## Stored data
┌──

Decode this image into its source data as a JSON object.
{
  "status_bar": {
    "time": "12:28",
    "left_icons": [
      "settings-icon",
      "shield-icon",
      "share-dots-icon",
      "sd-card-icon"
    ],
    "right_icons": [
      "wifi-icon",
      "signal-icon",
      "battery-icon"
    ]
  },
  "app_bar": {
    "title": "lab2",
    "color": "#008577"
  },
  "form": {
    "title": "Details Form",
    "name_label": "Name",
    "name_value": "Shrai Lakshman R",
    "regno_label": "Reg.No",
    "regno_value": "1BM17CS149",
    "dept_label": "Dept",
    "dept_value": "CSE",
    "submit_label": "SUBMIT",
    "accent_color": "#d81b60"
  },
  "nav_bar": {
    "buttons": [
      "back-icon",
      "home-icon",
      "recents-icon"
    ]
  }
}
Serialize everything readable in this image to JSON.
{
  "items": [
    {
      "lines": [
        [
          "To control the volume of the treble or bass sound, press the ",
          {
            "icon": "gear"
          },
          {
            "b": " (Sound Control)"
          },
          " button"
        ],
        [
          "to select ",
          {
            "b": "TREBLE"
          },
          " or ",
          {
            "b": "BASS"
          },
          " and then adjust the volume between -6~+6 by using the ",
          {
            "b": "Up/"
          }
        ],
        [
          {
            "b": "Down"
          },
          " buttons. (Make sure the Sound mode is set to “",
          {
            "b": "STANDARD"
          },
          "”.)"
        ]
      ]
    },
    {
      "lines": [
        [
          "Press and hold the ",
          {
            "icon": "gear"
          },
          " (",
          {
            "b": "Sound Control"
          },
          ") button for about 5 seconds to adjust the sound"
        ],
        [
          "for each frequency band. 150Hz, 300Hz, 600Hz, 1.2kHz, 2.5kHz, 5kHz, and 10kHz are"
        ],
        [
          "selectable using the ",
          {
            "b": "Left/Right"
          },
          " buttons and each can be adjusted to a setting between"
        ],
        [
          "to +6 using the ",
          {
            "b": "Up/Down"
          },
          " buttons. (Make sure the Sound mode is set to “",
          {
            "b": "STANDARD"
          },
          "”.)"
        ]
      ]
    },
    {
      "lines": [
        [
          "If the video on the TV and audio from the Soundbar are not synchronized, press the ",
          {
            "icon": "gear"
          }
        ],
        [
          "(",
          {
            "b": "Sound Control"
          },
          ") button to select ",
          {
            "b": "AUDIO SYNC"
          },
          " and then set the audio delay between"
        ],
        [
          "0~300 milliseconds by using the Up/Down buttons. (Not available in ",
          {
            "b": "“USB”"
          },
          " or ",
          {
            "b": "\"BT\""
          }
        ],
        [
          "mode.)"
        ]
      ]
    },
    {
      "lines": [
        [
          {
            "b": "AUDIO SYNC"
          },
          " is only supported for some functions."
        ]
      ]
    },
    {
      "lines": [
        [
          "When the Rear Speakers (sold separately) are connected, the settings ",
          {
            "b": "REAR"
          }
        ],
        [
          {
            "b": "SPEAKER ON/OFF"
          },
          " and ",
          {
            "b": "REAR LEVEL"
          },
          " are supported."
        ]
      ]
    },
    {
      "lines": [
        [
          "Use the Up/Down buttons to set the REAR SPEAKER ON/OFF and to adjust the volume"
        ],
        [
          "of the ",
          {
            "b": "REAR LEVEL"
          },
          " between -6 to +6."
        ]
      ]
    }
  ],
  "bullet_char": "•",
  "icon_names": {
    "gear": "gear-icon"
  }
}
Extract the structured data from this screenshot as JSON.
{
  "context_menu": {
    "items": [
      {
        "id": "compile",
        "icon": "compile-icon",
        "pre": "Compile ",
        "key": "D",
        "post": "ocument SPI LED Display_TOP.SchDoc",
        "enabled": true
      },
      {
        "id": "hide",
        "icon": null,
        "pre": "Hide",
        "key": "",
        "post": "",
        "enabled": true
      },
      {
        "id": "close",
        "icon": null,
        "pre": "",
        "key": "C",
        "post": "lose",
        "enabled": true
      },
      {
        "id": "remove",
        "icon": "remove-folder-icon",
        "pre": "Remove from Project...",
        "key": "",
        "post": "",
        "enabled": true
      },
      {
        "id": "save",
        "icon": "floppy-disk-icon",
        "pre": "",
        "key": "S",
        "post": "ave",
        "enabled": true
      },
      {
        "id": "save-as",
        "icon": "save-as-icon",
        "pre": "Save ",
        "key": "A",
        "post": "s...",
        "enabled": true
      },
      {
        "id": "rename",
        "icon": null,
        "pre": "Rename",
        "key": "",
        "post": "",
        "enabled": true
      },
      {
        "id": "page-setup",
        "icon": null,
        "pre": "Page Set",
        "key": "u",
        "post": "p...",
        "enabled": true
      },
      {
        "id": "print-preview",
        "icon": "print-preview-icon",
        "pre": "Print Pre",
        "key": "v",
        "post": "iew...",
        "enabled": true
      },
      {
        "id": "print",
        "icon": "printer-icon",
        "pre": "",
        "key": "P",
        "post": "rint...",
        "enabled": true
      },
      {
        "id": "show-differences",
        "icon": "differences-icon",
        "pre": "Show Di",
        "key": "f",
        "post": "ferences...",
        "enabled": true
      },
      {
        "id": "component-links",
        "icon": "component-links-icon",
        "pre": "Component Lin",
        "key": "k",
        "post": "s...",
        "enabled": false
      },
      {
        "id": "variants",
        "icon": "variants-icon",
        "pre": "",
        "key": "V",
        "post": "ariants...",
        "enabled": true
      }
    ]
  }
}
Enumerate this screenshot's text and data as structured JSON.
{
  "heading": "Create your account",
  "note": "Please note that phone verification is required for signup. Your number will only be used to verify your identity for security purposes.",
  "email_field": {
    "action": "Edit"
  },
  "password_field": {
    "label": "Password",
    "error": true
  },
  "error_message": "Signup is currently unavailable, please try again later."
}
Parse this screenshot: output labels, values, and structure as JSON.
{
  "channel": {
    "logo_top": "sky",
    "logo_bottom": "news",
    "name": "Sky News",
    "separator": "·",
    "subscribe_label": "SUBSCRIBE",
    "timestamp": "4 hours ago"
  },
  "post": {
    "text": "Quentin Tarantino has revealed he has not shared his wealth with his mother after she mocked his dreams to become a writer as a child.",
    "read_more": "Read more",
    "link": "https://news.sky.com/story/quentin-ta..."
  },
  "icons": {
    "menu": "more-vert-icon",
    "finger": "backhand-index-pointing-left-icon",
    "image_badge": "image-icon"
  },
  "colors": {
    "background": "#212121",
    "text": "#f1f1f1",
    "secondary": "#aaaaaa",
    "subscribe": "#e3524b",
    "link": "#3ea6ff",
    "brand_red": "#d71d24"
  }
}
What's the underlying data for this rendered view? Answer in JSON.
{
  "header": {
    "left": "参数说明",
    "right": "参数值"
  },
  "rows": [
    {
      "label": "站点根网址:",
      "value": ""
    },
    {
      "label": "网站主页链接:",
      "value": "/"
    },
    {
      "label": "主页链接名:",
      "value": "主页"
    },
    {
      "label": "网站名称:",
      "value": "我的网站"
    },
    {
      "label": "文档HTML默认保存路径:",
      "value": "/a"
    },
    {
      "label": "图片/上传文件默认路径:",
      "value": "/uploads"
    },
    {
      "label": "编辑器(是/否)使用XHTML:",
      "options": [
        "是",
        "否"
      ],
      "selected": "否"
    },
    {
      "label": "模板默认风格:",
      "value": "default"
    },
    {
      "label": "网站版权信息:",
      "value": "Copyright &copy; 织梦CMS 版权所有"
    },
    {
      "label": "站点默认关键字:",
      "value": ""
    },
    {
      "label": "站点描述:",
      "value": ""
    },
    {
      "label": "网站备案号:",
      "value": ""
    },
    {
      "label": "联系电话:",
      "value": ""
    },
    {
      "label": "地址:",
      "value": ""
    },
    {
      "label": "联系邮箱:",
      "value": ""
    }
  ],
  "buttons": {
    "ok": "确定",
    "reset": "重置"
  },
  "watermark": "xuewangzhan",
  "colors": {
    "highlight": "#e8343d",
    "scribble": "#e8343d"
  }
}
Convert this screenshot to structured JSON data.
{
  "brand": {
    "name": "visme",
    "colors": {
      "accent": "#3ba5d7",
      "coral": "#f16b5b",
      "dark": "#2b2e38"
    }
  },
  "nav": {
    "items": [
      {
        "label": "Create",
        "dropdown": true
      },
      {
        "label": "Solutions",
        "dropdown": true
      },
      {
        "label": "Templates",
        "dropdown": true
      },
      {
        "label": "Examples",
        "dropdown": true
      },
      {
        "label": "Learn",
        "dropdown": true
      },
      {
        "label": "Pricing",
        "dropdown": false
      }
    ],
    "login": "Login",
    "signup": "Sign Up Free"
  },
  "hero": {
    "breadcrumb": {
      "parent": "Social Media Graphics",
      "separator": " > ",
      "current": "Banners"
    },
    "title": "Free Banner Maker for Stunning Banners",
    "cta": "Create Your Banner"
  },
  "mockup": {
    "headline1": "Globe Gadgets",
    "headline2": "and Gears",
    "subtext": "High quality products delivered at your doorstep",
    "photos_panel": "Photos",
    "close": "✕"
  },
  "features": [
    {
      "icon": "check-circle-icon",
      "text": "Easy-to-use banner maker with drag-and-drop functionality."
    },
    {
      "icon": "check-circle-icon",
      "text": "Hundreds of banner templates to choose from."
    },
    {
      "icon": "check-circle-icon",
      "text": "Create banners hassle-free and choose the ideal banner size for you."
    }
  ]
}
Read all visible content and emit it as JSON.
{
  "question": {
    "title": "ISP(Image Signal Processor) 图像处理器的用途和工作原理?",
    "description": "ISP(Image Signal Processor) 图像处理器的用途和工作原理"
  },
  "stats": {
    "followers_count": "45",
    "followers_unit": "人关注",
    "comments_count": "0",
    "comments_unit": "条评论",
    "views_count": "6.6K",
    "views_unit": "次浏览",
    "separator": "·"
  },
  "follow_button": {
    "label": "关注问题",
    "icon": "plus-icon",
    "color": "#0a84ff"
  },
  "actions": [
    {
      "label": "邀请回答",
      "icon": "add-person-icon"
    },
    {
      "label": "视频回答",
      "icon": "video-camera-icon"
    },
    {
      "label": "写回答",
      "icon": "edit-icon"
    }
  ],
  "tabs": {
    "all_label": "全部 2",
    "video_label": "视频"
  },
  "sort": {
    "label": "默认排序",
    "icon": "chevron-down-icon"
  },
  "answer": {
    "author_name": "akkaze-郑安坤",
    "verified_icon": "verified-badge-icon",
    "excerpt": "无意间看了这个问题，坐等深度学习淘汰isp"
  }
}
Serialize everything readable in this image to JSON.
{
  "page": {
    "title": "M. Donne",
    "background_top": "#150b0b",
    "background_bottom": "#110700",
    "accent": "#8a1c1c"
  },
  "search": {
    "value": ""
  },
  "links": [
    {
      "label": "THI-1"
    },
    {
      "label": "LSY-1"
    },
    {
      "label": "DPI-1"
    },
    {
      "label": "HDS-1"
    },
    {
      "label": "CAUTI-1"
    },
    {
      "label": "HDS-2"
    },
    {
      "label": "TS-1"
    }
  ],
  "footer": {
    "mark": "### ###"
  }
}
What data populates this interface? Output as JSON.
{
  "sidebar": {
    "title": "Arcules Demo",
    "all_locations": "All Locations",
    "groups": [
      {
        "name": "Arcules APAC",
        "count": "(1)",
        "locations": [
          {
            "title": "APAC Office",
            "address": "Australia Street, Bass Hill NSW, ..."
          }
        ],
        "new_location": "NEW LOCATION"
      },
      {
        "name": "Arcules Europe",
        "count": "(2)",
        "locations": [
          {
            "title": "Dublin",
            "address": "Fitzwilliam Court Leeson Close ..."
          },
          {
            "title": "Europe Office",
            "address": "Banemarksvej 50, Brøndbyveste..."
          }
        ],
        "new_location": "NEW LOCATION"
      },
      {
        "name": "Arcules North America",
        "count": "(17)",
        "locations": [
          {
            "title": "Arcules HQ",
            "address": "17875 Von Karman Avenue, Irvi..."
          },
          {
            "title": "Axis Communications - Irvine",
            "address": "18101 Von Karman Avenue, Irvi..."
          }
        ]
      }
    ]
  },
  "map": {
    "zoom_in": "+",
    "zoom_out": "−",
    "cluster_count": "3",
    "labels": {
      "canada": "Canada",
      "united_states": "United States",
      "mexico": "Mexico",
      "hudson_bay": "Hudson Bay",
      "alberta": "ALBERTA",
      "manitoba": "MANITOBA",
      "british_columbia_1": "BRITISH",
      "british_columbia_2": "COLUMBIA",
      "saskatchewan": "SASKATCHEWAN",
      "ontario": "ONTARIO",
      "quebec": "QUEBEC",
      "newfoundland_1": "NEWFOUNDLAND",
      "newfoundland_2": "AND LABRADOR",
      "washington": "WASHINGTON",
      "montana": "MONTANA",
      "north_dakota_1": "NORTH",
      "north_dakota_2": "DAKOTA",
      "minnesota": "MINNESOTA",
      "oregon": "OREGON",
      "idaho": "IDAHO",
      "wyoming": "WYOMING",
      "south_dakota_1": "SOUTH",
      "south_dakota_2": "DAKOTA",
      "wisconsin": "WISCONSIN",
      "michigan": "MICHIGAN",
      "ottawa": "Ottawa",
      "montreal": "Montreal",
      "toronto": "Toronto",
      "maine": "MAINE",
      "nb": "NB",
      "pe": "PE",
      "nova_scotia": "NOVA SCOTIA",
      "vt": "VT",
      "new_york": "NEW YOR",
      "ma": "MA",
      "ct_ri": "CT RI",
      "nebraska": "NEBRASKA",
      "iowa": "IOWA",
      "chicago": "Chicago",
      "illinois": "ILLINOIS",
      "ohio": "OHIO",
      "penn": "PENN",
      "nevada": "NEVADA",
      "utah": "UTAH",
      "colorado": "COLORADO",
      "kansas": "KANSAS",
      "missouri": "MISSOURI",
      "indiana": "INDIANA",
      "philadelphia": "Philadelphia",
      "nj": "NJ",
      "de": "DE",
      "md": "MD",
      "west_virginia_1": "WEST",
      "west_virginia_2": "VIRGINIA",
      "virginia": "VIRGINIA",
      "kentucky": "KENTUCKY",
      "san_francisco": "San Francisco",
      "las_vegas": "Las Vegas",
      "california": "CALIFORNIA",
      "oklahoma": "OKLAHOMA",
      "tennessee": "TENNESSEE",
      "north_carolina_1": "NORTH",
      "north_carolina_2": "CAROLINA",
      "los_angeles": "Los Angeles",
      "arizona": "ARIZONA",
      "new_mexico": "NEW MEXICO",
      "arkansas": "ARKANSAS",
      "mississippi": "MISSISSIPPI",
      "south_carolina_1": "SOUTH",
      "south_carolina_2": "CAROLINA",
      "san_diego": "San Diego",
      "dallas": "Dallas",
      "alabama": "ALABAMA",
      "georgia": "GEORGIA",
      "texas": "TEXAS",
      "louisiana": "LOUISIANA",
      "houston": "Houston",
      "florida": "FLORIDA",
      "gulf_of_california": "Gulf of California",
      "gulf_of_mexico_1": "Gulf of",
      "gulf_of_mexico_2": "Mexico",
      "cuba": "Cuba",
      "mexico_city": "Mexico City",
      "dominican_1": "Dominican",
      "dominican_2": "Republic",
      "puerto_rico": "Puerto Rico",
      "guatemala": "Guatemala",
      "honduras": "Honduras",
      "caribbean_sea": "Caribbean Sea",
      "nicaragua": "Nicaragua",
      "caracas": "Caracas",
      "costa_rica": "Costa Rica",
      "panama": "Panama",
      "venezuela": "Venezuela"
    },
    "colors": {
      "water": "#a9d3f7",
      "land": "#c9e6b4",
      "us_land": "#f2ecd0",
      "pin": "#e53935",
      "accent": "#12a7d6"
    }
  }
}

└──

## Request
Go through the records and copy each line with "differences" in it.

## Solution for this exercise
        "id": "show-differences",
        "icon": "differences-icon",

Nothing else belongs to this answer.